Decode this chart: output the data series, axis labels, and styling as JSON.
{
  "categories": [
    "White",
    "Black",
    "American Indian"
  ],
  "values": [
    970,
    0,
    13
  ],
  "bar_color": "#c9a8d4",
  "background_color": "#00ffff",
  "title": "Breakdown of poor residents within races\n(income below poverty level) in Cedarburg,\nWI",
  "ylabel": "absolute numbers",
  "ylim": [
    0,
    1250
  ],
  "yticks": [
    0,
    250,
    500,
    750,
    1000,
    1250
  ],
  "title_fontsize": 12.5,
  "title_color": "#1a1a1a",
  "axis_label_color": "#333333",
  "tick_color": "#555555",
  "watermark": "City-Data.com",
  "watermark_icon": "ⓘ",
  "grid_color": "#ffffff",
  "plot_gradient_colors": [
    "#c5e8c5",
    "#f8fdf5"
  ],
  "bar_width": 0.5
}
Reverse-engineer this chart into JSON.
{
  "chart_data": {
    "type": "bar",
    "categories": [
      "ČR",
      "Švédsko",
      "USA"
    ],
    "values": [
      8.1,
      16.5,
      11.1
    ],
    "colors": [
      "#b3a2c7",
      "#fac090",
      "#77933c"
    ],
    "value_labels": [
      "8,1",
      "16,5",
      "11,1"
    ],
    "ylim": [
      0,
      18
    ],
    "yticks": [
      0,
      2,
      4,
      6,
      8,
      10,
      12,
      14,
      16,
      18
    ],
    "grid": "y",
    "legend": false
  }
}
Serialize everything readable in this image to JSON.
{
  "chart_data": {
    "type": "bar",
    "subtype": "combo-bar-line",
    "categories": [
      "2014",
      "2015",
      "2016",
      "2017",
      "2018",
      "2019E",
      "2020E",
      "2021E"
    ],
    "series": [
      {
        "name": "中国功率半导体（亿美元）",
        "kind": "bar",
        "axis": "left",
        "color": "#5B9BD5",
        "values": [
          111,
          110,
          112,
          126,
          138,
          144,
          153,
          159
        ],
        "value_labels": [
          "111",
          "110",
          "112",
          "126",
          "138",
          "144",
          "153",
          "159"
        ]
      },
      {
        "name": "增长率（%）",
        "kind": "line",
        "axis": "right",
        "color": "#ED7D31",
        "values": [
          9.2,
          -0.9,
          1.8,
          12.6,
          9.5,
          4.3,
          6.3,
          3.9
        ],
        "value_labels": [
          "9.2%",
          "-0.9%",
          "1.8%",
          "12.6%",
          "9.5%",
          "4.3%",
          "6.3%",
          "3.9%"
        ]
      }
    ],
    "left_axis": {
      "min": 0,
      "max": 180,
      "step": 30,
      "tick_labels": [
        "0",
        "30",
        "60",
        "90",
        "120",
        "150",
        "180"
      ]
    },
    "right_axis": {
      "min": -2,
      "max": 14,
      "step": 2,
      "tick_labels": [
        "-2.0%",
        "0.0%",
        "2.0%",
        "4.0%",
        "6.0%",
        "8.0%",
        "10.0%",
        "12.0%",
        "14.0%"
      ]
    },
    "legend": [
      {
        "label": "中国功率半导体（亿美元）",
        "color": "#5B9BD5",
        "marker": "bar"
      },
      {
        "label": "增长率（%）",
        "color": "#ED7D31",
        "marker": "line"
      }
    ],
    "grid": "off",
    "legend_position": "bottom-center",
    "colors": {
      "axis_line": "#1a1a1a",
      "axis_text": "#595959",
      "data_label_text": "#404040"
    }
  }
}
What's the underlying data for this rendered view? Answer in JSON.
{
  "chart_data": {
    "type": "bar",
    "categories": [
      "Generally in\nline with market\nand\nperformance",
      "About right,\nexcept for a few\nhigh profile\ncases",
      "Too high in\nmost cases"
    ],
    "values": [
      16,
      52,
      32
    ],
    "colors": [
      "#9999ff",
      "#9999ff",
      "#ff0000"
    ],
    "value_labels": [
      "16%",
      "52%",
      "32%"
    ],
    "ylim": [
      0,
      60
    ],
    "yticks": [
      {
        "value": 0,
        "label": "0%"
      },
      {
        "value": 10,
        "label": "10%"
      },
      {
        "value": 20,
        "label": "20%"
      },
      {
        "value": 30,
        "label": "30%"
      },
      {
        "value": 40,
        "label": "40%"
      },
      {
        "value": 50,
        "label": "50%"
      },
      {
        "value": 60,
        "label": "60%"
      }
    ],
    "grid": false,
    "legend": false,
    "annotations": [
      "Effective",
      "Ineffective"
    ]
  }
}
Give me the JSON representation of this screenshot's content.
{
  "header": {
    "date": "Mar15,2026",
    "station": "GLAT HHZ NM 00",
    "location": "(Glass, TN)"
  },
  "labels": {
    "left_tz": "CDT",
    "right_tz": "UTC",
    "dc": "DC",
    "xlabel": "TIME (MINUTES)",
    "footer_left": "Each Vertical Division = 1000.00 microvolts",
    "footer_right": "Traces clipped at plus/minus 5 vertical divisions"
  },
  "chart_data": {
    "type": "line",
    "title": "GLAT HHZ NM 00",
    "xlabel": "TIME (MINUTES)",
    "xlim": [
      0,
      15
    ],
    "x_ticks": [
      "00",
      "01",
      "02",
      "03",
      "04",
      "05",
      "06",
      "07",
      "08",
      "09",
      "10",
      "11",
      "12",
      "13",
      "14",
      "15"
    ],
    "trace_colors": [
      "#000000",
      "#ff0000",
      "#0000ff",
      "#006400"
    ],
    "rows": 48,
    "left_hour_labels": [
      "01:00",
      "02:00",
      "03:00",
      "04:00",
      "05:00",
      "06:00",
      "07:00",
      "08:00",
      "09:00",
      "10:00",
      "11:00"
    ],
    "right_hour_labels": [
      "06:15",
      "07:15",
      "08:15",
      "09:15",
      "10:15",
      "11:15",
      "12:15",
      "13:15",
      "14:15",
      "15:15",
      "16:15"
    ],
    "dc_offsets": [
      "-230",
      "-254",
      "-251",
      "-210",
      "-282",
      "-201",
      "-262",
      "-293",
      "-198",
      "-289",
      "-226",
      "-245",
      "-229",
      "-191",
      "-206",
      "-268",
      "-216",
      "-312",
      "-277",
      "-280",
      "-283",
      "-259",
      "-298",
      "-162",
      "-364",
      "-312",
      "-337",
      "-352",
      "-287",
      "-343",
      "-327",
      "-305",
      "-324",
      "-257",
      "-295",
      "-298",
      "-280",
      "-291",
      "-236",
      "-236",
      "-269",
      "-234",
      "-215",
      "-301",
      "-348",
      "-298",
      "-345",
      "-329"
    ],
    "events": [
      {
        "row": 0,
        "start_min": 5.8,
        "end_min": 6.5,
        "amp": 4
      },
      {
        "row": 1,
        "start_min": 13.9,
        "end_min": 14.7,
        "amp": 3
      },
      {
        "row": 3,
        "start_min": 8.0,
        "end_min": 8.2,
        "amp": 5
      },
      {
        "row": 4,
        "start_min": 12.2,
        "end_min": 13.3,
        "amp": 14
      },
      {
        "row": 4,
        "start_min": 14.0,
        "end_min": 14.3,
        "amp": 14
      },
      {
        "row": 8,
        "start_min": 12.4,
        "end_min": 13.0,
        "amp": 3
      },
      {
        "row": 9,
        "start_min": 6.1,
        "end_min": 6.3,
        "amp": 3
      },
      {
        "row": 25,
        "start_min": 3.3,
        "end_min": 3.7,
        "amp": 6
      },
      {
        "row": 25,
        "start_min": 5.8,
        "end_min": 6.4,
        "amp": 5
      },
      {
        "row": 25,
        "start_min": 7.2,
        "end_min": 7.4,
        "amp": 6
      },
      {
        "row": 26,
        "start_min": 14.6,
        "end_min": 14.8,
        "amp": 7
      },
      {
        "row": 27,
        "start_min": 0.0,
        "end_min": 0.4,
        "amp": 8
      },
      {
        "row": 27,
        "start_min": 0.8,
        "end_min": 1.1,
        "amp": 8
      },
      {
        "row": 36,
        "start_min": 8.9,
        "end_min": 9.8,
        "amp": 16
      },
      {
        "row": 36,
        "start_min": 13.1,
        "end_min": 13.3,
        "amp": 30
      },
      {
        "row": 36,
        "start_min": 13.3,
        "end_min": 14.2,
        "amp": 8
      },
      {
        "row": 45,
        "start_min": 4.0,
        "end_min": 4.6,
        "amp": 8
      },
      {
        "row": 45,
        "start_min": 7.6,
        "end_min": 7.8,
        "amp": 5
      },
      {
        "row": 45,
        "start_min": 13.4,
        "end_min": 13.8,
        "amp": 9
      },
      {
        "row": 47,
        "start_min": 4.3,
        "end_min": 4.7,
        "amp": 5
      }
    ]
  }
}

....

Scan the listing above for the word "JSON" and show each line where it is found.

Decode this chart: output the data series, axis labels, and styling as JSON.
Reverse-engineer this chart into JSON.
Serialize everything readable in this image to JSON.
What's the underlying data for this rendered view? Answer in JSON.
Give me the JSON representation of this screenshot's content.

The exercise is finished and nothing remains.